--- begin ---

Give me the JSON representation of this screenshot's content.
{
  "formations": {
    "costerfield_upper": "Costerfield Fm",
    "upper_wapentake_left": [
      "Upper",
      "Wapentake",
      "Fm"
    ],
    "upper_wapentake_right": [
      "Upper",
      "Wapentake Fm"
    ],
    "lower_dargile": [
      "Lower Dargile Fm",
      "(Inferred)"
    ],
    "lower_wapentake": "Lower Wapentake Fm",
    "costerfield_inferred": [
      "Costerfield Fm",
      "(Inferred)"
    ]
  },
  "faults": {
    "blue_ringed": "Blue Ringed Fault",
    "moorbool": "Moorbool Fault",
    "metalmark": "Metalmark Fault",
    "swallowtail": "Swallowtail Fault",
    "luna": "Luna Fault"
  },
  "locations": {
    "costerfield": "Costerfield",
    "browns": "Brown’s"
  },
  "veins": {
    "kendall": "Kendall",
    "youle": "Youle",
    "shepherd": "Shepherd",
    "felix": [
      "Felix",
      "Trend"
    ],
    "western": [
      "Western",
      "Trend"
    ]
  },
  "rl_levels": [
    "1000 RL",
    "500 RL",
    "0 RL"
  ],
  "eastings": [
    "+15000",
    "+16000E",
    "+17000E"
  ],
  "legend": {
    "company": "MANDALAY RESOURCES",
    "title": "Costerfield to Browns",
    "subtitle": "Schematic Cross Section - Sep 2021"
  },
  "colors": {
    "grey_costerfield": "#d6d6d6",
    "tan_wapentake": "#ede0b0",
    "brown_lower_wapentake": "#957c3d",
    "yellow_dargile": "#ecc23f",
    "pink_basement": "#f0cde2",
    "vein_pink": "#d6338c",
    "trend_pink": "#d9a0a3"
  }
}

--- end ---

STATED GOAL
The records above should be duplicated in full, exactly as given.

CORRECT OUTPUT
Give me the JSON representation of this screenshot's content.
{
  "formations": {
    "costerfield_upper": "Costerfield Fm",
    "upper_wapentake_left": [
      "Upper",
      "Wapentake",
      "Fm"
    ],
    "upper_wapentake_right": [
      "Upper",
      "Wapentake Fm"
    ],
    "lower_dargile": [
      "Lower Dargile Fm",
      "(Inferred)"
    ],
    "lower_wapentake": "Lower Wapentake Fm",
    "costerfield_inferred": [
      "Costerfield Fm",
      "(Inferred)"
    ]
  },
  "faults": {
    "blue_ringed": "Blue Ringed Fault",
    "moorbool": "Moorbool Fault",
    "metalmark": "Metalmark Fault",
    "swallowtail": "Swallowtail Fault",
    "luna": "Luna Fault"
  },
  "locations": {
    "costerfield": "Costerfield",
    "browns": "Brown’s"
  },
  "veins": {
    "kendall": "Kendall",
    "youle": "Youle",
    "shepherd": "Shepherd",
    "felix": [
      "Felix",
      "Trend"
    ],
    "western": [
      "Western",
      "Trend"
    ]
  },
  "rl_levels": [
    "1000 RL",
    "500 RL",
    "0 RL"
  ],
  "eastings": [
    "+15000",
    "+16000E",
    "+17000E"
  ],
  "legend": {
    "company": "MANDALAY RESOURCES",
    "title": "Costerfield to Browns",
    "subtitle": "Schematic Cross Section - Sep 2021"
  },
  "colors": {
    "grey_costerfield": "#d6d6d6",
    "tan_wapentake": "#ede0b0",
    "brown_lower_wapentake": "#957c3d",
    "yellow_dargile": "#ecc23f",
    "pink_basement": "#f0cde2",
    "vein_pink": "#d6338c",
    "trend_pink": "#d9a0a3"
  }
}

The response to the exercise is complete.